=== Job ===
Find how many lines in the data below mention "labels". Give the number only.

(Figure contents as structured data)
--- --- ---
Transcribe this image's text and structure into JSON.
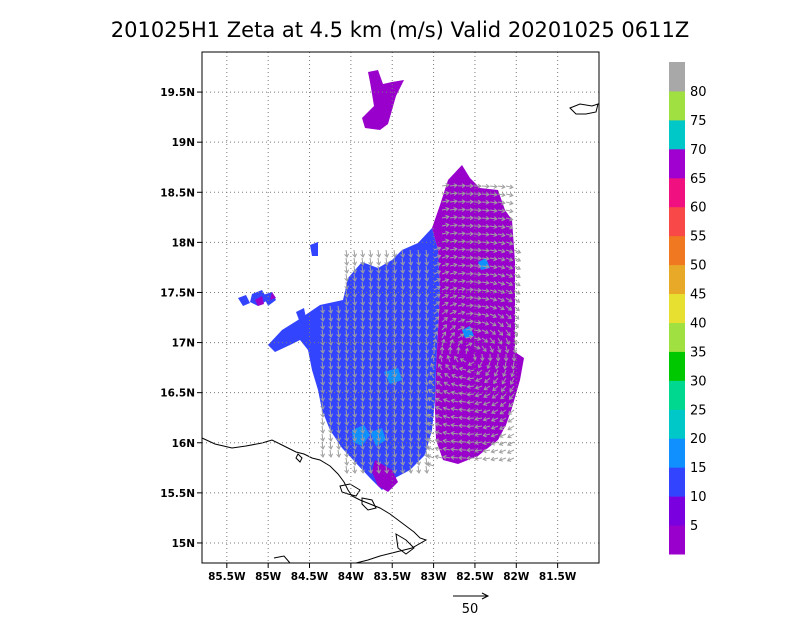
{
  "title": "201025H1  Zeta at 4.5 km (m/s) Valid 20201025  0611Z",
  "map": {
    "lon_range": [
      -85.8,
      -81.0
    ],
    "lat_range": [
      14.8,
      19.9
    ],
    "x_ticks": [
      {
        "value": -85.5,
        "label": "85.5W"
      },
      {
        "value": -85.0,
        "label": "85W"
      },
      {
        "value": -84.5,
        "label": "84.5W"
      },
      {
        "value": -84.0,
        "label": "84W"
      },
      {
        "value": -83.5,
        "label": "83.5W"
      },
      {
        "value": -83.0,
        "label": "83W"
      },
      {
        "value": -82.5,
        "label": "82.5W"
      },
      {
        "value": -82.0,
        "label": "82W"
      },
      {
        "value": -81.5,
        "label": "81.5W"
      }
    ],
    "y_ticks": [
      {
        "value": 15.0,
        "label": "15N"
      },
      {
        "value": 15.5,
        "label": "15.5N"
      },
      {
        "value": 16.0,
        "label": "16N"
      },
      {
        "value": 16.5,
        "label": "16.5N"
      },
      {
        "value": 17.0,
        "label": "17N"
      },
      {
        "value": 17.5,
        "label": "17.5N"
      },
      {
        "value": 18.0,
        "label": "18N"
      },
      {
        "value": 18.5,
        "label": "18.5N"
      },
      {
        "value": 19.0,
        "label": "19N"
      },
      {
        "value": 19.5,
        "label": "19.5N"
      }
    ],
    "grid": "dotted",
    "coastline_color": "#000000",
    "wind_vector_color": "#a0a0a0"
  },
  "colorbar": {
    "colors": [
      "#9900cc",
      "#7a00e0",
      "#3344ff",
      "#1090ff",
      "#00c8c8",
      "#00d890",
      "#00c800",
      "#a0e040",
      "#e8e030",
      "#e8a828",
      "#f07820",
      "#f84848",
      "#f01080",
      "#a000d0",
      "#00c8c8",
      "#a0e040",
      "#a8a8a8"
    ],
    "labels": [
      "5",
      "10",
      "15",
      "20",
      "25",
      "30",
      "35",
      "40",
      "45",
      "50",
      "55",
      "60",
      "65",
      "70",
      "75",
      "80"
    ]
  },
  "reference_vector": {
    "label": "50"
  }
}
--- --- ---
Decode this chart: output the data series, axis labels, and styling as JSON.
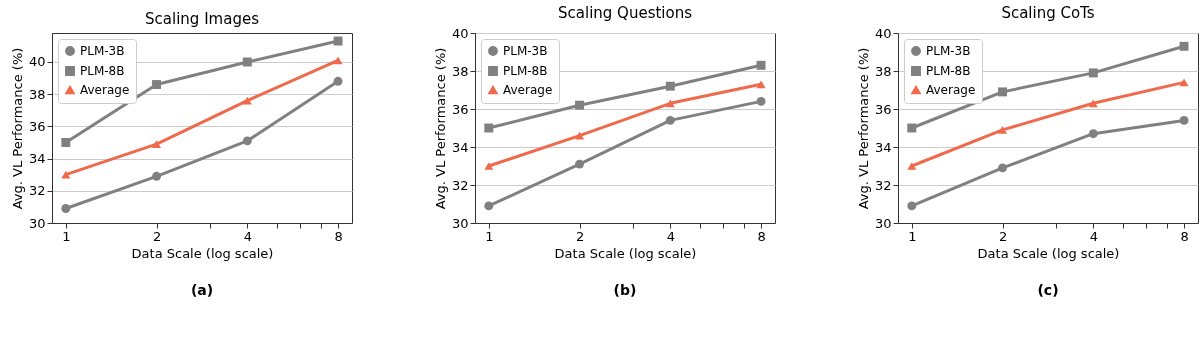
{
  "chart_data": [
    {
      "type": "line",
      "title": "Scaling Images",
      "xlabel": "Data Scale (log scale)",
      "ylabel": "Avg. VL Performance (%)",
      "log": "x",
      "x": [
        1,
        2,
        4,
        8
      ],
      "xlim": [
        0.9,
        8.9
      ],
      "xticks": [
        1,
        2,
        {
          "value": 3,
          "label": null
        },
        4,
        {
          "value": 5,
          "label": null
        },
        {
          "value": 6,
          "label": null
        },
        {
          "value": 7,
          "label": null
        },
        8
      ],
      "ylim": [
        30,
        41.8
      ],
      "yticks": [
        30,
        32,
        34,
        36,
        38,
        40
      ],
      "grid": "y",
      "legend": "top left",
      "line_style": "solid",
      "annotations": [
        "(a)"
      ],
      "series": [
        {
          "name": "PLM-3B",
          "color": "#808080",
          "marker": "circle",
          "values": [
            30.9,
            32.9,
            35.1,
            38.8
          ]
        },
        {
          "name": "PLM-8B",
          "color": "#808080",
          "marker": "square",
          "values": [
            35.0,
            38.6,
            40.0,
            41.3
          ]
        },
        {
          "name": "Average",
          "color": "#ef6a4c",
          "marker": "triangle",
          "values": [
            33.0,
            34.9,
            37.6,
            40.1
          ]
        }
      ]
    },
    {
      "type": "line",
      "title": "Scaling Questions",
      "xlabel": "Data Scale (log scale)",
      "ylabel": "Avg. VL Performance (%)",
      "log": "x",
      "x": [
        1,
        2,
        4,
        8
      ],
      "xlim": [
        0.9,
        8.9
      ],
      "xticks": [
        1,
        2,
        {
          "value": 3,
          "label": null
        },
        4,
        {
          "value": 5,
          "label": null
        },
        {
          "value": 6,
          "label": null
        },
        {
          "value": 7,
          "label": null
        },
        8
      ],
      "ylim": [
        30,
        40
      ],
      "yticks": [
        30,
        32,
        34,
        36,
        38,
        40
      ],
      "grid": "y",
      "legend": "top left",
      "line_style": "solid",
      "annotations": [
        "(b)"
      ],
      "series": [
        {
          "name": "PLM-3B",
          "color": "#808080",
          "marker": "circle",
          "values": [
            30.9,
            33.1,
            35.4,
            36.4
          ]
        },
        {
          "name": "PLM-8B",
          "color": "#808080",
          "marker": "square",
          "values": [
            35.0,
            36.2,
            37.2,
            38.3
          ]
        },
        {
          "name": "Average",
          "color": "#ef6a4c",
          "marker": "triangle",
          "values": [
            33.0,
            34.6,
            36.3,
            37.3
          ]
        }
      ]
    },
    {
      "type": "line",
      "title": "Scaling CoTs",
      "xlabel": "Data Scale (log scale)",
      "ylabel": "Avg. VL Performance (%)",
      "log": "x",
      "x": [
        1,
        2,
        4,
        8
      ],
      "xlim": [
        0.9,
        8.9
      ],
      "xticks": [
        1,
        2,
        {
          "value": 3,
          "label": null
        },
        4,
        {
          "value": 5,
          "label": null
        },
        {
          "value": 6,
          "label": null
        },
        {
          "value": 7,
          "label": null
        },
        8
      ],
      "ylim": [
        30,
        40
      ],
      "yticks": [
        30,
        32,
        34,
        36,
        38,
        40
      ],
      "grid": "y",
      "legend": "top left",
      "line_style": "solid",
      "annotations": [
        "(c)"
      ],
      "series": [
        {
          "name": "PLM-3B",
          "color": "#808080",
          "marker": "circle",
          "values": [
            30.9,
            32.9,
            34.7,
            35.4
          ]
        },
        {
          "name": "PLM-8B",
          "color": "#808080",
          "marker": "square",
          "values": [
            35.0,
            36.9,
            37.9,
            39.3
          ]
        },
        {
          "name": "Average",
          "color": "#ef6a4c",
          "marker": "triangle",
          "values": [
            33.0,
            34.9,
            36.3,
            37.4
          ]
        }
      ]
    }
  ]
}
--- --- ---
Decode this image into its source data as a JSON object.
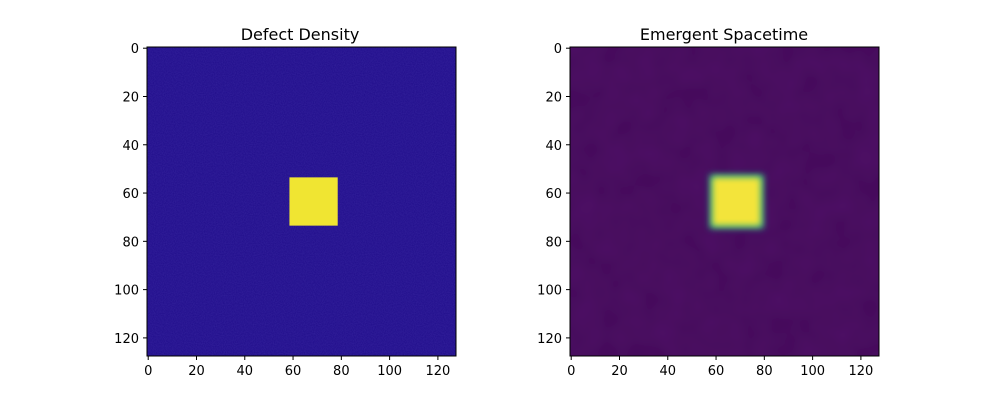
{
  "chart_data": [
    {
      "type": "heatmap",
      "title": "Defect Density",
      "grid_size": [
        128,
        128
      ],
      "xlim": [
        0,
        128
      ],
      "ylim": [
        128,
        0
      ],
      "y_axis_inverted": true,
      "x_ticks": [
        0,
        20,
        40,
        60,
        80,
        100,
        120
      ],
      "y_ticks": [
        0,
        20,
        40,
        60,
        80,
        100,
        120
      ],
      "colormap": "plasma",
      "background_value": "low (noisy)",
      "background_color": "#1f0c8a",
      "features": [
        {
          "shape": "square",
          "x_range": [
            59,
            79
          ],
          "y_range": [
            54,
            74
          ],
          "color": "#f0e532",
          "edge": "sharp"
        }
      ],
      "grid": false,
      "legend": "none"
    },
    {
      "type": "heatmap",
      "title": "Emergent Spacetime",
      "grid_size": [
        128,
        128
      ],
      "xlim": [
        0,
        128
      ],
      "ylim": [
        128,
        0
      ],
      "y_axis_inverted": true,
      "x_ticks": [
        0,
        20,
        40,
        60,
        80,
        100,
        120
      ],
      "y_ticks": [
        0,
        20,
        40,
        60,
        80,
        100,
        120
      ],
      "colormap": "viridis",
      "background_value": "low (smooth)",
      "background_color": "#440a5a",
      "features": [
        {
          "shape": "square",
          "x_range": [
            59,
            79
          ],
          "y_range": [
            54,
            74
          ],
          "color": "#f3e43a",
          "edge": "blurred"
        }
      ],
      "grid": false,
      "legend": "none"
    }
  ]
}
--- --- ---
=== Solution ===
2